⟨

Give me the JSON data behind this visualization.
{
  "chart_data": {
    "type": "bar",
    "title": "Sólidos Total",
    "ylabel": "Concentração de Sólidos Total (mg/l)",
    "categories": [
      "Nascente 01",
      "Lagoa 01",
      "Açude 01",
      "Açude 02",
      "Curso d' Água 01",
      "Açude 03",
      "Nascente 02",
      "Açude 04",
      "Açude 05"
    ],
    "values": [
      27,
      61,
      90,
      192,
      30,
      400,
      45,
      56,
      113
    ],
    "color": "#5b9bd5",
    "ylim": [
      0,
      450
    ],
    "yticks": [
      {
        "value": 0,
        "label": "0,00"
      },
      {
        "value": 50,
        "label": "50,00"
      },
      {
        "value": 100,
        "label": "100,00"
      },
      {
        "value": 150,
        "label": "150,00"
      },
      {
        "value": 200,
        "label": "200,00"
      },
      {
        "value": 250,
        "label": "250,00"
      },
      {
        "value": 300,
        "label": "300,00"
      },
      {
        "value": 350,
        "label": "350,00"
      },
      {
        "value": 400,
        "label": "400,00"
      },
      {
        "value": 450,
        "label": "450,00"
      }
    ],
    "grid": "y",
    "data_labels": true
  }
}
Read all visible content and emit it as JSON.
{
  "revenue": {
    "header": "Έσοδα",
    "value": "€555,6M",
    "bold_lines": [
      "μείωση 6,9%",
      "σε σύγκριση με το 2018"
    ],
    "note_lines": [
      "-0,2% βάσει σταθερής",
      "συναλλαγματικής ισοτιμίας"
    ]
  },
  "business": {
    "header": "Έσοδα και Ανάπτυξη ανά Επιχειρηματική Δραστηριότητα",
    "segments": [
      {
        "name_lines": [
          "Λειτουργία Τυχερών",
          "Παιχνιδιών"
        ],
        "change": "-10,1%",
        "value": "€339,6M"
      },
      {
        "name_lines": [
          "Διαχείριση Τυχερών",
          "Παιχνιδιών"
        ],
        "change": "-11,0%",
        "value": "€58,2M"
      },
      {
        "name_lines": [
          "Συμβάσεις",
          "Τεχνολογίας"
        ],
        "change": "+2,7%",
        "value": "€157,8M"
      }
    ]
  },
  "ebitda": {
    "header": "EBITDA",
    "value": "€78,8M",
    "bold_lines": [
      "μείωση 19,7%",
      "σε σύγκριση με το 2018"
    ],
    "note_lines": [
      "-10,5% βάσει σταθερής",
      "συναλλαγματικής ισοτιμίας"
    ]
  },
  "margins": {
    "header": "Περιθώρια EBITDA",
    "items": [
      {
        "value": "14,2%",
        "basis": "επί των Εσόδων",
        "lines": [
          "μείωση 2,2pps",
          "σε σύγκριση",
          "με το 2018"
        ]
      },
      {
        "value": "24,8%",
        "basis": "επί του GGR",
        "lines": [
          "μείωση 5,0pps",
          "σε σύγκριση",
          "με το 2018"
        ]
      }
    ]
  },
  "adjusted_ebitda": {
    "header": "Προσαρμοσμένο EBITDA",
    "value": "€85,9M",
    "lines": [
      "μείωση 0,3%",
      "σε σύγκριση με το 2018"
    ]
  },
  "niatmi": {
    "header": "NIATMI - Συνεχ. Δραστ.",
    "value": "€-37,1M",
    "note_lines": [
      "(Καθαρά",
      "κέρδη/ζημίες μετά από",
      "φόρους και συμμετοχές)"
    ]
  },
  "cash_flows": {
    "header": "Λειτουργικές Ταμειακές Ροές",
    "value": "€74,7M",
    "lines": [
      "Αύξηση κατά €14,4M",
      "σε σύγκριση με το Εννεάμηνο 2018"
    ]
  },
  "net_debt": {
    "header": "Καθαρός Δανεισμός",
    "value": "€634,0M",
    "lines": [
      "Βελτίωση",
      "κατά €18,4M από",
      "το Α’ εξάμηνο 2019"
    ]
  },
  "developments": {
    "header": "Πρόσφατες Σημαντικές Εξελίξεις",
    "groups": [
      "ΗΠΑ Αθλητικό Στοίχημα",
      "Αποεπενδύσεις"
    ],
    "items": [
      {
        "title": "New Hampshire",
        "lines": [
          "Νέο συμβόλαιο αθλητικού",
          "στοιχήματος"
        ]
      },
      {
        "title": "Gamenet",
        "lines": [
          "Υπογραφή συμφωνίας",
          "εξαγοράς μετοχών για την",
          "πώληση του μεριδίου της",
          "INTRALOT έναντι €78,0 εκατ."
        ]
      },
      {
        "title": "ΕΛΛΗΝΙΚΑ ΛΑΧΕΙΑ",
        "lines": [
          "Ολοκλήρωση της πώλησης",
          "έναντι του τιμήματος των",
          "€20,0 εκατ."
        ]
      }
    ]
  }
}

⟩

— Problem to solve —
Quote the data above in full, changing nothing.

— Response —
Give me the JSON data behind this visualization.
{
  "chart_data": {
    "type": "bar",
    "title": "Sólidos Total",
    "ylabel": "Concentração de Sólidos Total (mg/l)",
    "categories": [
      "Nascente 01",
      "Lagoa 01",
      "Açude 01",
      "Açude 02",
      "Curso d' Água 01",
      "Açude 03",
      "Nascente 02",
      "Açude 04",
      "Açude 05"
    ],
    "values": [
      27,
      61,
      90,
      192,
      30,
      400,
      45,
      56,
      113
    ],
    "color": "#5b9bd5",
    "ylim": [
      0,
      450
    ],
    "yticks": [
      {
        "value": 0,
        "label": "0,00"
      },
      {
        "value": 50,
        "label": "50,00"
      },
      {
        "value": 100,
        "label": "100,00"
      },
      {
        "value": 150,
        "label": "150,00"
      },
      {
        "value": 200,
        "label": "200,00"
      },
      {
        "value": 250,
        "label": "250,00"
      },
      {
        "value": 300,
        "label": "300,00"
      },
      {
        "value": 350,
        "label": "350,00"
      },
      {
        "value": 400,
        "label": "400,00"
      },
      {
        "value": 450,
        "label": "450,00"
      }
    ],
    "grid": "y",
    "data_labels": true
  }
}
Read all visible content and emit it as JSON.
{
  "revenue": {
    "header": "Έσοδα",
    "value": "€555,6M",
    "bold_lines": [
      "μείωση 6,9%",
      "σε σύγκριση με το 2018"
    ],
    "note_lines": [
      "-0,2% βάσει σταθερής",
      "συναλλαγματικής ισοτιμίας"
    ]
  },
  "business": {
    "header": "Έσοδα και Ανάπτυξη ανά Επιχειρηματική Δραστηριότητα",
    "segments": [
      {
        "name_lines": [
          "Λειτουργία Τυχερών",
          "Παιχνιδιών"
        ],
        "change": "-10,1%",
        "value": "€339,6M"
      },
      {
        "name_lines": [
          "Διαχείριση Τυχερών",
          "Παιχνιδιών"
        ],
        "change": "-11,0%",
        "value": "€58,2M"
      },
      {
        "name_lines": [
          "Συμβάσεις",
          "Τεχνολογίας"
        ],
        "change": "+2,7%",
        "value": "€157,8M"
      }
    ]
  },
  "ebitda": {
    "header": "EBITDA",
    "value": "€78,8M",
    "bold_lines": [
      "μείωση 19,7%",
      "σε σύγκριση με το 2018"
    ],
    "note_lines": [
      "-10,5% βάσει σταθερής",
      "συναλλαγματικής ισοτιμίας"
    ]
  },
  "margins": {
    "header": "Περιθώρια EBITDA",
    "items": [
      {
        "value": "14,2%",
        "basis": "επί των Εσόδων",
        "lines": [
          "μείωση 2,2pps",
          "σε σύγκριση",
          "με το 2018"
        ]
      },
      {
        "value": "24,8%",
        "basis": "επί του GGR",
        "lines": [
          "μείωση 5,0pps",
          "σε σύγκριση",
          "με το 2018"
        ]
      }
    ]
  },
  "adjusted_ebitda": {
    "header": "Προσαρμοσμένο EBITDA",
    "value": "€85,9M",
    "lines": [
      "μείωση 0,3%",
      "σε σύγκριση με το 2018"
    ]
  },
  "niatmi": {
    "header": "NIATMI - Συνεχ. Δραστ.",
    "value": "€-37,1M",
    "note_lines": [
      "(Καθαρά",
      "κέρδη/ζημίες μετά από",
      "φόρους και συμμετοχές)"
    ]
  },
  "cash_flows": {
    "header": "Λειτουργικές Ταμειακές Ροές",
    "value": "€74,7M",
    "lines": [
      "Αύξηση κατά €14,4M",
      "σε σύγκριση με το Εννεάμηνο 2018"
    ]
  },
  "net_debt": {
    "header": "Καθαρός Δανεισμός",
    "value": "€634,0M",
    "lines": [
      "Βελτίωση",
      "κατά €18,4M από",
      "το Α’ εξάμηνο 2019"
    ]
  },
  "developments": {
    "header": "Πρόσφατες Σημαντικές Εξελίξεις",
    "groups": [
      "ΗΠΑ Αθλητικό Στοίχημα",
      "Αποεπενδύσεις"
    ],
    "items": [
      {
        "title": "New Hampshire",
        "lines": [
          "Νέο συμβόλαιο αθλητικού",
          "στοιχήματος"
        ]
      },
      {
        "title": "Gamenet",
        "lines": [
          "Υπογραφή συμφωνίας",
          "εξαγοράς μετοχών για την",
          "πώληση του μεριδίου της",
          "INTRALOT έναντι €78,0 εκατ."
        ]
      },
      {
        "title": "ΕΛΛΗΝΙΚΑ ΛΑΧΕΙΑ",
        "lines": [
          "Ολοκλήρωση της πώλησης",
          "έναντι του τιμήματος των",
          "€20,0 εκατ."
        ]
      }
    ]
  }
}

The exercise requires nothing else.